(Provided data begins)

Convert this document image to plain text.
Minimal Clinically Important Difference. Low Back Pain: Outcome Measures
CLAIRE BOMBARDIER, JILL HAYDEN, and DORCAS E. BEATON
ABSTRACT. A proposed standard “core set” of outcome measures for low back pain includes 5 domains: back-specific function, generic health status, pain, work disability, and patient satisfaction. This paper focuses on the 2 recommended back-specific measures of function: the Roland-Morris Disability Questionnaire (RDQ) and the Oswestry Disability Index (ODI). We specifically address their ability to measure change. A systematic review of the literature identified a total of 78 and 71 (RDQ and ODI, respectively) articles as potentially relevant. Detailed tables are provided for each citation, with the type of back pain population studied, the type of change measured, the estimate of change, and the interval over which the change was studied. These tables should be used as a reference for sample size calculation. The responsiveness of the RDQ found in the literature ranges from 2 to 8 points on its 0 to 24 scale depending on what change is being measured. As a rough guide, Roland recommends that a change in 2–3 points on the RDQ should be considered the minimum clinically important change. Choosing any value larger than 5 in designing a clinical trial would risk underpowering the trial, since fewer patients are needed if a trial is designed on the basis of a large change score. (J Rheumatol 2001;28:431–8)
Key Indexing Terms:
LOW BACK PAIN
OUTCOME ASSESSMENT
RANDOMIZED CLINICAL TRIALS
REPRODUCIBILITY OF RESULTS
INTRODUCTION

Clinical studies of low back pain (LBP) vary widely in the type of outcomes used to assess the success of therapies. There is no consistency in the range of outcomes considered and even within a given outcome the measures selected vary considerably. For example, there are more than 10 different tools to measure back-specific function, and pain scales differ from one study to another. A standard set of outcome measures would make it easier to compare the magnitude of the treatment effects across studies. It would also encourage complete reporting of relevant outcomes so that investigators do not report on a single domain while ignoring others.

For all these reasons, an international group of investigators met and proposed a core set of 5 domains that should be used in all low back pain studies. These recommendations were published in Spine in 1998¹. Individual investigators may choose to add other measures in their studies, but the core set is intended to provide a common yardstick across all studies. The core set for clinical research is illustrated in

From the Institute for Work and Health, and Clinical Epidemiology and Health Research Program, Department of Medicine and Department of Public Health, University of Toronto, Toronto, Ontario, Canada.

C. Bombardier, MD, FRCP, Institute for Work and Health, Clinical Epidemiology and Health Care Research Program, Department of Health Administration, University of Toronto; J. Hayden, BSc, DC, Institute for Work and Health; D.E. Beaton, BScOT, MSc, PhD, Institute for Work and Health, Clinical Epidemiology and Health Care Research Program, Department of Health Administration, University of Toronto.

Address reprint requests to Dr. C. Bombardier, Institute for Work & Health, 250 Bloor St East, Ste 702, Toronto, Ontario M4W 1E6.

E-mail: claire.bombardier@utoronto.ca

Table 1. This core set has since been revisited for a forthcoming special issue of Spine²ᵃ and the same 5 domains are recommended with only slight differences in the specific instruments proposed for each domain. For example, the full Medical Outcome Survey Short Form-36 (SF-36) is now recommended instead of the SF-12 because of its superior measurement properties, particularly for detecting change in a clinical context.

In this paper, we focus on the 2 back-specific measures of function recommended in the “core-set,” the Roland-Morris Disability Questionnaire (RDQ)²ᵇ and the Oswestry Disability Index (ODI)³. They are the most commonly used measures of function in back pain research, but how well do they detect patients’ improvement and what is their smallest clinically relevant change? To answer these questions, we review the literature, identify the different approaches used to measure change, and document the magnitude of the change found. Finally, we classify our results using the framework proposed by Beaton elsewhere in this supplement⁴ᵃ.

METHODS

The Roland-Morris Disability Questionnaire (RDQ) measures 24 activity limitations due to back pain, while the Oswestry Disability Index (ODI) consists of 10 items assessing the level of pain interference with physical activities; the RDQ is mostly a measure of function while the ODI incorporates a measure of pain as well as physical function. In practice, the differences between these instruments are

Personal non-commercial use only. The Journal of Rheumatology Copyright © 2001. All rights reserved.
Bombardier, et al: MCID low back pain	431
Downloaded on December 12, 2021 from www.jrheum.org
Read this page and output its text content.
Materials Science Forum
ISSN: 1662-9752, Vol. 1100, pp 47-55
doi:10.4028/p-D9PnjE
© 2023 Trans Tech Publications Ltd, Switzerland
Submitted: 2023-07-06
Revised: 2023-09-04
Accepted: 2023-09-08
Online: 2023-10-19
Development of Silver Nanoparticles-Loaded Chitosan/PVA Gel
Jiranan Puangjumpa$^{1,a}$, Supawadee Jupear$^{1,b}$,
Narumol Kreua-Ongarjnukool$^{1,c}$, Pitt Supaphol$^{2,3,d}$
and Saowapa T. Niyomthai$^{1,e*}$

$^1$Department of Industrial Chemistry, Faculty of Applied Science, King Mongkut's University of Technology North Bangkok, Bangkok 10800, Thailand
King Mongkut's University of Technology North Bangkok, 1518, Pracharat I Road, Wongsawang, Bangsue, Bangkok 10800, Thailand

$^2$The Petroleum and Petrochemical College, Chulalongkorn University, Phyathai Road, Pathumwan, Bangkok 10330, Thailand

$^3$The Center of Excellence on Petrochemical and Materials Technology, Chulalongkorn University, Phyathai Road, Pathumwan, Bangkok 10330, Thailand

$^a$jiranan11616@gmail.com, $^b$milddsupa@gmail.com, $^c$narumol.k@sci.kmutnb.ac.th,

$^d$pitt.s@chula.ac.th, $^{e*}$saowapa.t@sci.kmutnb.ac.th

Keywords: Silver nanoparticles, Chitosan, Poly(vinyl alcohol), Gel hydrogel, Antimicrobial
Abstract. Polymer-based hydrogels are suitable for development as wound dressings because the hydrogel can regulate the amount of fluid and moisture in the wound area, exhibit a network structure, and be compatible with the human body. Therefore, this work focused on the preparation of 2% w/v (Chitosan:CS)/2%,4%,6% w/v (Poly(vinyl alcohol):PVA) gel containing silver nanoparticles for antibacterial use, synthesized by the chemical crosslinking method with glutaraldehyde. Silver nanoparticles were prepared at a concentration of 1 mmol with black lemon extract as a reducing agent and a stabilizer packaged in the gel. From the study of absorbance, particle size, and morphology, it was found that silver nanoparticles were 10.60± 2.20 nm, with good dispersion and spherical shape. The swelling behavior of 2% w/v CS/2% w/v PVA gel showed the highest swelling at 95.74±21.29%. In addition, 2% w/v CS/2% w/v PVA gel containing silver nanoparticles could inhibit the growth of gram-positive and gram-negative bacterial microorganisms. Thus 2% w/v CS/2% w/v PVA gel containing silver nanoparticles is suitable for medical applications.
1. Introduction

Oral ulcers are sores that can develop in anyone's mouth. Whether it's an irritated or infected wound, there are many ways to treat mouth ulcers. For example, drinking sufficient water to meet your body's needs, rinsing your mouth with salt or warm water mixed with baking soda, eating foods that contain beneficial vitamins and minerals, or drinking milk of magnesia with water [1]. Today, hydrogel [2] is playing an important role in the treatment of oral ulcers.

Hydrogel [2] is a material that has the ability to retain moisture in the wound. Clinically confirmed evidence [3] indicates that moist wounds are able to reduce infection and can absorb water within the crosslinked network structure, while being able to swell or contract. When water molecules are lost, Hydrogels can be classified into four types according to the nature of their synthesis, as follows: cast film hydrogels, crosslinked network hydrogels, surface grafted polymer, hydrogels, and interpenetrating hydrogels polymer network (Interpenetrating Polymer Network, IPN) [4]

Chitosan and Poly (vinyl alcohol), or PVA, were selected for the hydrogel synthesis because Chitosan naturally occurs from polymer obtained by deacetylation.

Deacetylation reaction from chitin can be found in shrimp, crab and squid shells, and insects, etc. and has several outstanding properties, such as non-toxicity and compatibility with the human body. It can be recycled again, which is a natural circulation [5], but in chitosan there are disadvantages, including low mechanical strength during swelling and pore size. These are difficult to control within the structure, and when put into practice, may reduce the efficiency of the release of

(Provided data ends)

■ **Exercise goal**
In full and word for word, repeat the records.

■ **Expected output**
Convert this document image to plain text.
Minimal Clinically Important Difference. Low Back Pain: Outcome Measures
CLAIRE BOMBARDIER, JILL HAYDEN, and DORCAS E. BEATON
ABSTRACT. A proposed standard “core set” of outcome measures for low back pain includes 5 domains: back-specific function, generic health status, pain, work disability, and patient satisfaction. This paper focuses on the 2 recommended back-specific measures of function: the Roland-Morris Disability Questionnaire (RDQ) and the Oswestry Disability Index (ODI). We specifically address their ability to measure change. A systematic review of the literature identified a total of 78 and 71 (RDQ and ODI, respectively) articles as potentially relevant. Detailed tables are provided for each citation, with the type of back pain population studied, the type of change measured, the estimate of change, and the interval over which the change was studied. These tables should be used as a reference for sample size calculation. The responsiveness of the RDQ found in the literature ranges from 2 to 8 points on its 0 to 24 scale depending on what change is being measured. As a rough guide, Roland recommends that a change in 2–3 points on the RDQ should be considered the minimum clinically important change. Choosing any value larger than 5 in designing a clinical trial would risk underpowering the trial, since fewer patients are needed if a trial is designed on the basis of a large change score. (J Rheumatol 2001;28:431–8)
Key Indexing Terms:
LOW BACK PAIN
OUTCOME ASSESSMENT
RANDOMIZED CLINICAL TRIALS
REPRODUCIBILITY OF RESULTS
INTRODUCTION

Clinical studies of low back pain (LBP) vary widely in the type of outcomes used to assess the success of therapies. There is no consistency in the range of outcomes considered and even within a given outcome the measures selected vary considerably. For example, there are more than 10 different tools to measure back-specific function, and pain scales differ from one study to another. A standard set of outcome measures would make it easier to compare the magnitude of the treatment effects across studies. It would also encourage complete reporting of relevant outcomes so that investigators do not report on a single domain while ignoring others.

For all these reasons, an international group of investigators met and proposed a core set of 5 domains that should be used in all low back pain studies. These recommendations were published in Spine in 1998¹. Individual investigators may choose to add other measures in their studies, but the core set is intended to provide a common yardstick across all studies. The core set for clinical research is illustrated in

From the Institute for Work and Health, and Clinical Epidemiology and Health Research Program, Department of Medicine and Department of Public Health, University of Toronto, Toronto, Ontario, Canada.

C. Bombardier, MD, FRCP, Institute for Work and Health, Clinical Epidemiology and Health Care Research Program, Department of Health Administration, University of Toronto; J. Hayden, BSc, DC, Institute for Work and Health; D.E. Beaton, BScOT, MSc, PhD, Institute for Work and Health, Clinical Epidemiology and Health Care Research Program, Department of Health Administration, University of Toronto.

Address reprint requests to Dr. C. Bombardier, Institute for Work & Health, 250 Bloor St East, Ste 702, Toronto, Ontario M4W 1E6.

E-mail: claire.bombardier@utoronto.ca

Table 1. This core set has since been revisited for a forthcoming special issue of Spine²ᵃ and the same 5 domains are recommended with only slight differences in the specific instruments proposed for each domain. For example, the full Medical Outcome Survey Short Form-36 (SF-36) is now recommended instead of the SF-12 because of its superior measurement properties, particularly for detecting change in a clinical context.

In this paper, we focus on the 2 back-specific measures of function recommended in the “core-set,” the Roland-Morris Disability Questionnaire (RDQ)²ᵇ and the Oswestry Disability Index (ODI)³. They are the most commonly used measures of function in back pain research, but how well do they detect patients’ improvement and what is their smallest clinically relevant change? To answer these questions, we review the literature, identify the different approaches used to measure change, and document the magnitude of the change found. Finally, we classify our results using the framework proposed by Beaton elsewhere in this supplement⁴ᵃ.

METHODS

The Roland-Morris Disability Questionnaire (RDQ) measures 24 activity limitations due to back pain, while the Oswestry Disability Index (ODI) consists of 10 items assessing the level of pain interference with physical activities; the RDQ is mostly a measure of function while the ODI incorporates a measure of pain as well as physical function. In practice, the differences between these instruments are

Personal non-commercial use only. The Journal of Rheumatology Copyright © 2001. All rights reserved.
Bombardier, et al: MCID low back pain	431
Downloaded on December 12, 2021 from www.jrheum.org
Read this page and output its text content.
Materials Science Forum
ISSN: 1662-9752, Vol. 1100, pp 47-55
doi:10.4028/p-D9PnjE
© 2023 Trans Tech Publications Ltd, Switzerland
Submitted: 2023-07-06
Revised: 2023-09-04
Accepted: 2023-09-08
Online: 2023-10-19
Development of Silver Nanoparticles-Loaded Chitosan/PVA Gel
Jiranan Puangjumpa$^{1,a}$, Supawadee Jupear$^{1,b}$,
Narumol Kreua-Ongarjnukool$^{1,c}$, Pitt Supaphol$^{2,3,d}$
and Saowapa T. Niyomthai$^{1,e*}$

$^1$Department of Industrial Chemistry, Faculty of Applied Science, King Mongkut's University of Technology North Bangkok, Bangkok 10800, Thailand
King Mongkut's University of Technology North Bangkok, 1518, Pracharat I Road, Wongsawang, Bangsue, Bangkok 10800, Thailand

$^2$The Petroleum and Petrochemical College, Chulalongkorn University, Phyathai Road, Pathumwan, Bangkok 10330, Thailand

$^3$The Center of Excellence on Petrochemical and Materials Technology, Chulalongkorn University, Phyathai Road, Pathumwan, Bangkok 10330, Thailand

$^a$jiranan11616@gmail.com, $^b$milddsupa@gmail.com, $^c$narumol.k@sci.kmutnb.ac.th,

$^d$pitt.s@chula.ac.th, $^{e*}$saowapa.t@sci.kmutnb.ac.th

Keywords: Silver nanoparticles, Chitosan, Poly(vinyl alcohol), Gel hydrogel, Antimicrobial
Abstract. Polymer-based hydrogels are suitable for development as wound dressings because the hydrogel can regulate the amount of fluid and moisture in the wound area, exhibit a network structure, and be compatible with the human body. Therefore, this work focused on the preparation of 2% w/v (Chitosan:CS)/2%,4%,6% w/v (Poly(vinyl alcohol):PVA) gel containing silver nanoparticles for antibacterial use, synthesized by the chemical crosslinking method with glutaraldehyde. Silver nanoparticles were prepared at a concentration of 1 mmol with black lemon extract as a reducing agent and a stabilizer packaged in the gel. From the study of absorbance, particle size, and morphology, it was found that silver nanoparticles were 10.60± 2.20 nm, with good dispersion and spherical shape. The swelling behavior of 2% w/v CS/2% w/v PVA gel showed the highest swelling at 95.74±21.29%. In addition, 2% w/v CS/2% w/v PVA gel containing silver nanoparticles could inhibit the growth of gram-positive and gram-negative bacterial microorganisms. Thus 2% w/v CS/2% w/v PVA gel containing silver nanoparticles is suitable for medical applications.
1. Introduction

Oral ulcers are sores that can develop in anyone's mouth. Whether it's an irritated or infected wound, there are many ways to treat mouth ulcers. For example, drinking sufficient water to meet your body's needs, rinsing your mouth with salt or warm water mixed with baking soda, eating foods that contain beneficial vitamins and minerals, or drinking milk of magnesia with water [1]. Today, hydrogel [2] is playing an important role in the treatment of oral ulcers.

Hydrogel [2] is a material that has the ability to retain moisture in the wound. Clinically confirmed evidence [3] indicates that moist wounds are able to reduce infection and can absorb water within the crosslinked network structure, while being able to swell or contract. When water molecules are lost, Hydrogels can be classified into four types according to the nature of their synthesis, as follows: cast film hydrogels, crosslinked network hydrogels, surface grafted polymer, hydrogels, and interpenetrating hydrogels polymer network (Interpenetrating Polymer Network, IPN) [4]

Chitosan and Poly (vinyl alcohol), or PVA, were selected for the hydrogel synthesis because Chitosan naturally occurs from polymer obtained by deacetylation.

Deacetylation reaction from chitin can be found in shrimp, crab and squid shells, and insects, etc. and has several outstanding properties, such as non-toxicity and compatibility with the human body. It can be recycled again, which is a natural circulation [5], but in chitosan there are disadvantages, including low mechanical strength during swelling and pore size. These are difficult to control within the structure, and when put into practice, may reduce the efficiency of the release of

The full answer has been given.